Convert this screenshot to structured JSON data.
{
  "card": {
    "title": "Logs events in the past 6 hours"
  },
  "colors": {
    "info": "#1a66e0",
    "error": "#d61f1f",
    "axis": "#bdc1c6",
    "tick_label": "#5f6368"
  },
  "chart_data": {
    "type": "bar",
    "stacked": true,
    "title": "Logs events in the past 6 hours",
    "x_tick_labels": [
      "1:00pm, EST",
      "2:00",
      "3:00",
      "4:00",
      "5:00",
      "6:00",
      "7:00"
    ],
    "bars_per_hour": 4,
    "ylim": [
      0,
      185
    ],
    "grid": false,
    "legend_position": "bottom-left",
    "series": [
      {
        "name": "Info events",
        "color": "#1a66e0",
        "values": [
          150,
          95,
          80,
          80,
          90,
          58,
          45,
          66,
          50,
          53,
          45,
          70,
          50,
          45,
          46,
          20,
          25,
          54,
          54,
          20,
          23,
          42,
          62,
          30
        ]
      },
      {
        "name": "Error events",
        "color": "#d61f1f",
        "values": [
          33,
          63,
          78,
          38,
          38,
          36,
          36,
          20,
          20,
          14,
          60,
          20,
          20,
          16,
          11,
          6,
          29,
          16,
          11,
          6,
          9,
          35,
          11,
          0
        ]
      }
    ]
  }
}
----------
* GOAL
Extract the full listing and reproduce each line exactly.

* SOLUTION FOR THIS TASK
Convert this screenshot to structured JSON data.
{
  "card": {
    "title": "Logs events in the past 6 hours"
  },
  "colors": {
    "info": "#1a66e0",
    "error": "#d61f1f",
    "axis": "#bdc1c6",
    "tick_label": "#5f6368"
  },
  "chart_data": {
    "type": "bar",
    "stacked": true,
    "title": "Logs events in the past 6 hours",
    "x_tick_labels": [
      "1:00pm, EST",
      "2:00",
      "3:00",
      "4:00",
      "5:00",
      "6:00",
      "7:00"
    ],
    "bars_per_hour": 4,
    "ylim": [
      0,
      185
    ],
    "grid": false,
    "legend_position": "bottom-left",
    "series": [
      {
        "name": "Info events",
        "color": "#1a66e0",
        "values": [
          150,
          95,
          80,
          80,
          90,
          58,
          45,
          66,
          50,
          53,
          45,
          70,
          50,
          45,
          46,
          20,
          25,
          54,
          54,
          20,
          23,
          42,
          62,
          30
        ]
      },
      {
        "name": "Error events",
        "color": "#d61f1f",
        "values": [
          33,
          63,
          78,
          38,
          38,
          36,
          36,
          20,
          20,
          14,
          60,
          20,
          20,
          16,
          11,
          6,
          29,
          16,
          11,
          6,
          9,
          35,
          11,
          0
        ]
      }
    ]
  }
}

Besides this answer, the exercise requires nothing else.